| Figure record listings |
══════

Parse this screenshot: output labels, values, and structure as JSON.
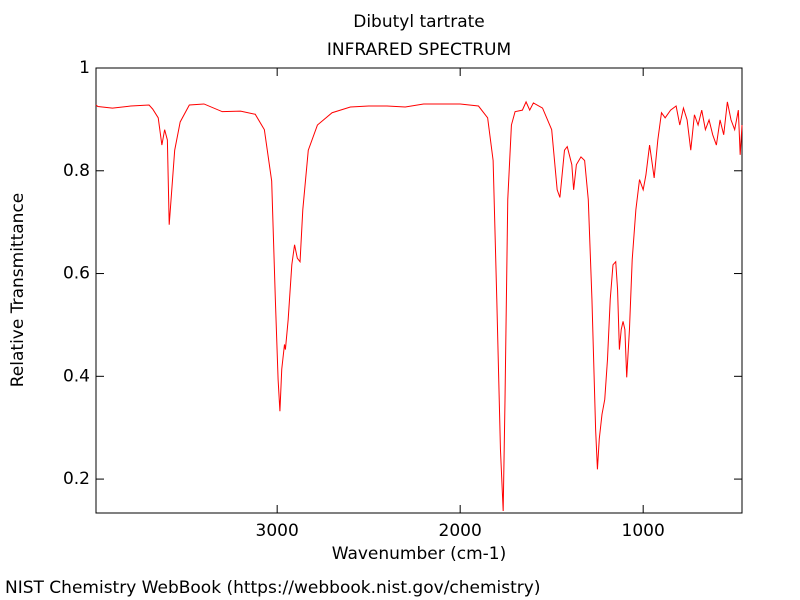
{
  "chart_data": {
    "type": "line",
    "title": "Dibutyl tartrate",
    "subtitle": "INFRARED SPECTRUM",
    "x_label": "Wavenumber (cm-1)",
    "y_label": "Relative Transmittance",
    "footer": "NIST Chemistry WebBook (https://webbook.nist.gov/chemistry)",
    "xlim": [
      3990,
      460
    ],
    "ylim": [
      0.134,
      1
    ],
    "xticks": [
      3000,
      2000,
      1000
    ],
    "yticks": [
      0.2,
      0.4,
      0.6,
      0.8,
      1
    ],
    "grid": false,
    "x": [
      3990,
      3980,
      3900,
      3800,
      3700,
      3680,
      3650,
      3630,
      3615,
      3600,
      3590,
      3560,
      3530,
      3480,
      3400,
      3300,
      3200,
      3120,
      3070,
      3030,
      3010,
      2995,
      2985,
      2975,
      2960,
      2955,
      2940,
      2920,
      2905,
      2890,
      2875,
      2860,
      2830,
      2780,
      2700,
      2600,
      2500,
      2400,
      2300,
      2200,
      2100,
      2000,
      1900,
      1850,
      1820,
      1800,
      1780,
      1765,
      1755,
      1740,
      1720,
      1700,
      1660,
      1640,
      1620,
      1600,
      1550,
      1500,
      1470,
      1455,
      1430,
      1415,
      1390,
      1380,
      1365,
      1340,
      1320,
      1300,
      1280,
      1260,
      1250,
      1240,
      1225,
      1210,
      1195,
      1180,
      1165,
      1150,
      1140,
      1130,
      1120,
      1110,
      1100,
      1090,
      1075,
      1060,
      1040,
      1020,
      1000,
      985,
      965,
      950,
      940,
      920,
      900,
      880,
      850,
      820,
      800,
      780,
      760,
      740,
      720,
      700,
      680,
      660,
      640,
      620,
      600,
      580,
      560,
      540,
      520,
      500,
      480,
      470,
      460
    ],
    "series": [
      {
        "name": "Dibutyl tartrate",
        "color": "#ff0000",
        "values": [
          0.928,
          0.925,
          0.922,
          0.926,
          0.928,
          0.92,
          0.903,
          0.85,
          0.88,
          0.86,
          0.695,
          0.84,
          0.895,
          0.928,
          0.93,
          0.915,
          0.916,
          0.91,
          0.88,
          0.78,
          0.55,
          0.394,
          0.332,
          0.414,
          0.462,
          0.452,
          0.51,
          0.617,
          0.656,
          0.63,
          0.623,
          0.724,
          0.84,
          0.889,
          0.913,
          0.924,
          0.926,
          0.926,
          0.924,
          0.93,
          0.93,
          0.93,
          0.926,
          0.903,
          0.82,
          0.55,
          0.258,
          0.138,
          0.355,
          0.744,
          0.889,
          0.915,
          0.918,
          0.934,
          0.918,
          0.932,
          0.922,
          0.88,
          0.763,
          0.748,
          0.84,
          0.847,
          0.812,
          0.763,
          0.812,
          0.827,
          0.82,
          0.744,
          0.55,
          0.297,
          0.219,
          0.278,
          0.326,
          0.355,
          0.433,
          0.55,
          0.617,
          0.623,
          0.569,
          0.452,
          0.491,
          0.507,
          0.491,
          0.398,
          0.491,
          0.627,
          0.724,
          0.783,
          0.763,
          0.792,
          0.85,
          0.812,
          0.786,
          0.86,
          0.913,
          0.903,
          0.918,
          0.926,
          0.889,
          0.922,
          0.899,
          0.84,
          0.909,
          0.889,
          0.918,
          0.88,
          0.899,
          0.87,
          0.85,
          0.899,
          0.87,
          0.934,
          0.899,
          0.88,
          0.918,
          0.831,
          0.889
        ]
      }
    ]
  }
}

══════

| What you will do |
Transcribe every line in the entries above, taking out only the images.

| Exercise answer |
Parse this screenshot: output labels, values, and structure as JSON.
{
  "chart_data": {
    "type": "line",
    "title": "Dibutyl tartrate",
    "subtitle": "INFRARED SPECTRUM",
    "x_label": "Wavenumber (cm-1)",
    "y_label": "Relative Transmittance",
    "footer": "NIST Chemistry WebBook (https://webbook.nist.gov/chemistry)",
    "xlim": [
      3990,
      460
    ],
    "ylim": [
      0.134,
      1
    ],
    "xticks": [
      3000,
      2000,
      1000
    ],
    "yticks": [
      0.2,
      0.4,
      0.6,
      0.8,
      1
    ],
    "grid": false,
    "x": [
      3990,
      3980,
      3900,
      3800,
      3700,
      3680,
      3650,
      3630,
      3615,
      3600,
      3590,
      3560,
      3530,
      3480,
      3400,
      3300,
      3200,
      3120,
      3070,
      3030,
      3010,
      2995,
      2985,
      2975,
      2960,
      2955,
      2940,
      2920,
      2905,
      2890,
      2875,
      2860,
      2830,
      2780,
      2700,
      2600,
      2500,
      2400,
      2300,
      2200,
      2100,
      2000,
      1900,
      1850,
      1820,
      1800,
      1780,
      1765,
      1755,
      1740,
      1720,
      1700,
      1660,
      1640,
      1620,
      1600,
      1550,
      1500,
      1470,
      1455,
      1430,
      1415,
      1390,
      1380,
      1365,
      1340,
      1320,
      1300,
      1280,
      1260,
      1250,
      1240,
      1225,
      1210,
      1195,
      1180,
      1165,
      1150,
      1140,
      1130,
      1120,
      1110,
      1100,
      1090,
      1075,
      1060,
      1040,
      1020,
      1000,
      985,
      965,
      950,
      940,
      920,
      900,
      880,
      850,
      820,
      800,
      780,
      760,
      740,
      720,
      700,
      680,
      660,
      640,
      620,
      600,
      580,
      560,
      540,
      520,
      500,
      480,
      470,
      460
    ],
    "series": [
      {
        "name": "Dibutyl tartrate",
        "color": "#ff0000",
        "values": [
          0.928,
          0.925,
          0.922,
          0.926,
          0.928,
          0.92,
          0.903,
          0.85,
          0.88,
          0.86,
          0.695,
          0.84,
          0.895,
          0.928,
          0.93,
          0.915,
          0.916,
          0.91,
          0.88,
          0.78,
          0.55,
          0.394,
          0.332,
          0.414,
          0.462,
          0.452,
          0.51,
          0.617,
          0.656,
          0.63,
          0.623,
          0.724,
          0.84,
          0.889,
          0.913,
          0.924,
          0.926,
          0.926,
          0.924,
          0.93,
          0.93,
          0.93,
          0.926,
          0.903,
          0.82,
          0.55,
          0.258,
          0.138,
          0.355,
          0.744,
          0.889,
          0.915,
          0.918,
          0.934,
          0.918,
          0.932,
          0.922,
          0.88,
          0.763,
          0.748,
          0.84,
          0.847,
          0.812,
          0.763,
          0.812,
          0.827,
          0.82,
          0.744,
          0.55,
          0.297,
          0.219,
          0.278,
          0.326,
          0.355,
          0.433,
          0.55,
          0.617,
          0.623,
          0.569,
          0.452,
          0.491,
          0.507,
          0.491,
          0.398,
          0.491,
          0.627,
          0.724,
          0.783,
          0.763,
          0.792,
          0.85,
          0.812,
          0.786,
          0.86,
          0.913,
          0.903,
          0.918,
          0.926,
          0.889,
          0.922,
          0.899,
          0.84,
          0.909,
          0.889,
          0.918,
          0.88,
          0.899,
          0.87,
          0.85,
          0.899,
          0.87,
          0.934,
          0.899,
          0.88,
          0.918,
          0.831,
          0.889
        ]
      }
    ]
  }
}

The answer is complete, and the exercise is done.